▶ **Aim of the exercise**
Set down, in full, every record in the block.

▶ **Provided data**
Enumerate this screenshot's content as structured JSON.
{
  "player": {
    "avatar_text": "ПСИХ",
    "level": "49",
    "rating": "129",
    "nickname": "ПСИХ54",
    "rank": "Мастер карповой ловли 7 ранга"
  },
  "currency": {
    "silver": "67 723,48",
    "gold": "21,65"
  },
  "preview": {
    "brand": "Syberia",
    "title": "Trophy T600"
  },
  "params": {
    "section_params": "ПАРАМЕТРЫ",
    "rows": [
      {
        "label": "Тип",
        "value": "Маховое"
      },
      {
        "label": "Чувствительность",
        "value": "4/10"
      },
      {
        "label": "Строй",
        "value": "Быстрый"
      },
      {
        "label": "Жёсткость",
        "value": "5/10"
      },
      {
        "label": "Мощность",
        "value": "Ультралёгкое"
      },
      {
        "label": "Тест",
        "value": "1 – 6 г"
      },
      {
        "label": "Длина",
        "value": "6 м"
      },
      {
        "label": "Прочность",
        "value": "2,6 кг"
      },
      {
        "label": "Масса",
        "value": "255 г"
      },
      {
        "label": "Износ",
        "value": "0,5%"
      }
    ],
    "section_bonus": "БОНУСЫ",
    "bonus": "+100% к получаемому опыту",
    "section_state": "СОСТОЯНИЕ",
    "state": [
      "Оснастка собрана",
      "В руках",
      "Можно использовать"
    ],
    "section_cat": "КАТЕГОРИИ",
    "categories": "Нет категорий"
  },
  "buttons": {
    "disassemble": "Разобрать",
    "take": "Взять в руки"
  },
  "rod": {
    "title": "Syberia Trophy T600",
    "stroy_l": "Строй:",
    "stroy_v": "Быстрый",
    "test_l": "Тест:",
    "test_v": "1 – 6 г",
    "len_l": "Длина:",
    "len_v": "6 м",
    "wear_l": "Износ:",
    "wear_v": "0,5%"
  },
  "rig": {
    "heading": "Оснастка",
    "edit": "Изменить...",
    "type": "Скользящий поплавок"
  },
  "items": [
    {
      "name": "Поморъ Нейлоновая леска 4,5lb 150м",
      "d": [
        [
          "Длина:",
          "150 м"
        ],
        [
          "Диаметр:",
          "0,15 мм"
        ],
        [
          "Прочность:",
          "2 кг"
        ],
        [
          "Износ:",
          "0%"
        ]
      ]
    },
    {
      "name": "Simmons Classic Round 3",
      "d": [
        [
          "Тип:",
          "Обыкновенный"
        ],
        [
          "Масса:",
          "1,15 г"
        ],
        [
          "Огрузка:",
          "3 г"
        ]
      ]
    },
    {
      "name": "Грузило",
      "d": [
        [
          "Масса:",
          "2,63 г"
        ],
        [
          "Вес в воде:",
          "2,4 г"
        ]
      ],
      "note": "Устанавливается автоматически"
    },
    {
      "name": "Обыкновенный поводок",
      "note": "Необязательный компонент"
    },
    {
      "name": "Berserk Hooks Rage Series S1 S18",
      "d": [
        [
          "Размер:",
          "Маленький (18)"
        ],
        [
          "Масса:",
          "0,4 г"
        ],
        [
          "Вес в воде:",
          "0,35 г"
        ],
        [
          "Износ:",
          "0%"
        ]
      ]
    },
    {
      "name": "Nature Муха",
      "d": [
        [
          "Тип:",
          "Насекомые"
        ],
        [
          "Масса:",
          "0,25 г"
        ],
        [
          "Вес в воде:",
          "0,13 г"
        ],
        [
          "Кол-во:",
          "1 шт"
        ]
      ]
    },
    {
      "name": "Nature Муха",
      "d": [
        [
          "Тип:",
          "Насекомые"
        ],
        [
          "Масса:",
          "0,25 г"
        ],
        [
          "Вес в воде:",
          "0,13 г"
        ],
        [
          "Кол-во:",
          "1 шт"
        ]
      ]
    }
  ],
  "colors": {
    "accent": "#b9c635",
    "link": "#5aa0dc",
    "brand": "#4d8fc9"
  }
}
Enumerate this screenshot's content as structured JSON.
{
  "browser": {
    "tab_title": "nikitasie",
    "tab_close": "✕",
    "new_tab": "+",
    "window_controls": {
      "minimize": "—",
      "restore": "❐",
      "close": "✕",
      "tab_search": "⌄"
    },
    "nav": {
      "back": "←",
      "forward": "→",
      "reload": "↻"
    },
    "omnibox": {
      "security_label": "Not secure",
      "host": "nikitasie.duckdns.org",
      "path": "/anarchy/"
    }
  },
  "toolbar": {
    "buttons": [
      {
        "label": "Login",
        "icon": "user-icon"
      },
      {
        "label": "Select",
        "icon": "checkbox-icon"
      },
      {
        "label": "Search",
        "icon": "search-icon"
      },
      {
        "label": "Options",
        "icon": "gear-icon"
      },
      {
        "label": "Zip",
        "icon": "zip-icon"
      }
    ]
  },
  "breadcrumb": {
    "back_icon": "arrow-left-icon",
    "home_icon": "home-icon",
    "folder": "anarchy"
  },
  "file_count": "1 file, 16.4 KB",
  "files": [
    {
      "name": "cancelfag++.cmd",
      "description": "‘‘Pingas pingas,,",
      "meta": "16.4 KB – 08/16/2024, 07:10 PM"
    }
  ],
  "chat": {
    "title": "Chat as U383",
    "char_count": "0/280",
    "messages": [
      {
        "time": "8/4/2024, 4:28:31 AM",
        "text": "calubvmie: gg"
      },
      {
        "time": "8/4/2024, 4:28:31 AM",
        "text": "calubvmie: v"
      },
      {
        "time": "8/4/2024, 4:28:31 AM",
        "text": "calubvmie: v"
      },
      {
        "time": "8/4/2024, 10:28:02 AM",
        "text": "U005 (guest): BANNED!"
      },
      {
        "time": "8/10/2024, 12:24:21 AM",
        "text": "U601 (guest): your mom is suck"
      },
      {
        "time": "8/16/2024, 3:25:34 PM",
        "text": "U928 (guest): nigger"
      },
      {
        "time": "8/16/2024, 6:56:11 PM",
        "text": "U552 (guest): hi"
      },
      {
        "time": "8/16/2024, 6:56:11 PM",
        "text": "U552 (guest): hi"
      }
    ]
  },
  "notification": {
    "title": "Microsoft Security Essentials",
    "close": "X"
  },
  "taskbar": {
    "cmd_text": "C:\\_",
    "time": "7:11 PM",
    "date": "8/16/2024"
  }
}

▶ **Written answer**
Enumerate this screenshot's content as structured JSON.
{
  "player": {
    "avatar_text": "ПСИХ",
    "level": "49",
    "rating": "129",
    "nickname": "ПСИХ54",
    "rank": "Мастер карповой ловли 7 ранга"
  },
  "currency": {
    "silver": "67 723,48",
    "gold": "21,65"
  },
  "preview": {
    "brand": "Syberia",
    "title": "Trophy T600"
  },
  "params": {
    "section_params": "ПАРАМЕТРЫ",
    "rows": [
      {
        "label": "Тип",
        "value": "Маховое"
      },
      {
        "label": "Чувствительность",
        "value": "4/10"
      },
      {
        "label": "Строй",
        "value": "Быстрый"
      },
      {
        "label": "Жёсткость",
        "value": "5/10"
      },
      {
        "label": "Мощность",
        "value": "Ультралёгкое"
      },
      {
        "label": "Тест",
        "value": "1 – 6 г"
      },
      {
        "label": "Длина",
        "value": "6 м"
      },
      {
        "label": "Прочность",
        "value": "2,6 кг"
      },
      {
        "label": "Масса",
        "value": "255 г"
      },
      {
        "label": "Износ",
        "value": "0,5%"
      }
    ],
    "section_bonus": "БОНУСЫ",
    "bonus": "+100% к получаемому опыту",
    "section_state": "СОСТОЯНИЕ",
    "state": [
      "Оснастка собрана",
      "В руках",
      "Можно использовать"
    ],
    "section_cat": "КАТЕГОРИИ",
    "categories": "Нет категорий"
  },
  "buttons": {
    "disassemble": "Разобрать",
    "take": "Взять в руки"
  },
  "rod": {
    "title": "Syberia Trophy T600",
    "stroy_l": "Строй:",
    "stroy_v": "Быстрый",
    "test_l": "Тест:",
    "test_v": "1 – 6 г",
    "len_l": "Длина:",
    "len_v": "6 м",
    "wear_l": "Износ:",
    "wear_v": "0,5%"
  },
  "rig": {
    "heading": "Оснастка",
    "edit": "Изменить...",
    "type": "Скользящий поплавок"
  },
  "items": [
    {
      "name": "Поморъ Нейлоновая леска 4,5lb 150м",
      "d": [
        [
          "Длина:",
          "150 м"
        ],
        [
          "Диаметр:",
          "0,15 мм"
        ],
        [
          "Прочность:",
          "2 кг"
        ],
        [
          "Износ:",
          "0%"
        ]
      ]
    },
    {
      "name": "Simmons Classic Round 3",
      "d": [
        [
          "Тип:",
          "Обыкновенный"
        ],
        [
          "Масса:",
          "1,15 г"
        ],
        [
          "Огрузка:",
          "3 г"
        ]
      ]
    },
    {
      "name": "Грузило",
      "d": [
        [
          "Масса:",
          "2,63 г"
        ],
        [
          "Вес в воде:",
          "2,4 г"
        ]
      ],
      "note": "Устанавливается автоматически"
    },
    {
      "name": "Обыкновенный поводок",
      "note": "Необязательный компонент"
    },
    {
      "name": "Berserk Hooks Rage Series S1 S18",
      "d": [
        [
          "Размер:",
          "Маленький (18)"
        ],
        [
          "Масса:",
          "0,4 г"
        ],
        [
          "Вес в воде:",
          "0,35 г"
        ],
        [
          "Износ:",
          "0%"
        ]
      ]
    },
    {
      "name": "Nature Муха",
      "d": [
        [
          "Тип:",
          "Насекомые"
        ],
        [
          "Масса:",
          "0,25 г"
        ],
        [
          "Вес в воде:",
          "0,13 г"
        ],
        [
          "Кол-во:",
          "1 шт"
        ]
      ]
    },
    {
      "name": "Nature Муха",
      "d": [
        [
          "Тип:",
          "Насекомые"
        ],
        [
          "Масса:",
          "0,25 г"
        ],
        [
          "Вес в воде:",
          "0,13 г"
        ],
        [
          "Кол-во:",
          "1 шт"
        ]
      ]
    }
  ],
  "colors": {
    "accent": "#b9c635",
    "link": "#5aa0dc",
    "brand": "#4d8fc9"
  }
}
Enumerate this screenshot's content as structured JSON.
{
  "browser": {
    "tab_title": "nikitasie",
    "tab_close": "✕",
    "new_tab": "+",
    "window_controls": {
      "minimize": "—",
      "restore": "❐",
      "close": "✕",
      "tab_search": "⌄"
    },
    "nav": {
      "back": "←",
      "forward": "→",
      "reload": "↻"
    },
    "omnibox": {
      "security_label": "Not secure",
      "host": "nikitasie.duckdns.org",
      "path": "/anarchy/"
    }
  },
  "toolbar": {
    "buttons": [
      {
        "label": "Login",
        "icon": "user-icon"
      },
      {
        "label": "Select",
        "icon": "checkbox-icon"
      },
      {
        "label": "Search",
        "icon": "search-icon"
      },
      {
        "label": "Options",
        "icon": "gear-icon"
      },
      {
        "label": "Zip",
        "icon": "zip-icon"
      }
    ]
  },
  "breadcrumb": {
    "back_icon": "arrow-left-icon",
    "home_icon": "home-icon",
    "folder": "anarchy"
  },
  "file_count": "1 file, 16.4 KB",
  "files": [
    {
      "name": "cancelfag++.cmd",
      "description": "‘‘Pingas pingas,,",
      "meta": "16.4 KB – 08/16/2024, 07:10 PM"
    }
  ],
  "chat": {
    "title": "Chat as U383",
    "char_count": "0/280",
    "messages": [
      {
        "time": "8/4/2024, 4:28:31 AM",
        "text": "calubvmie: gg"
      },
      {
        "time": "8/4/2024, 4:28:31 AM",
        "text": "calubvmie: v"
      },
      {
        "time": "8/4/2024, 4:28:31 AM",
        "text": "calubvmie: v"
      },
      {
        "time": "8/4/2024, 10:28:02 AM",
        "text": "U005 (guest): BANNED!"
      },
      {
        "time": "8/10/2024, 12:24:21 AM",
        "text": "U601 (guest): your mom is suck"
      },
      {
        "time": "8/16/2024, 3:25:34 PM",
        "text": "U928 (guest): nigger"
      },
      {
        "time": "8/16/2024, 6:56:11 PM",
        "text": "U552 (guest): hi"
      },
      {
        "time": "8/16/2024, 6:56:11 PM",
        "text": "U552 (guest): hi"
      }
    ]
  },
  "notification": {
    "title": "Microsoft Security Essentials",
    "close": "X"
  },
  "taskbar": {
    "cmd_text": "C:\\_",
    "time": "7:11 PM",
    "date": "8/16/2024"
  }
}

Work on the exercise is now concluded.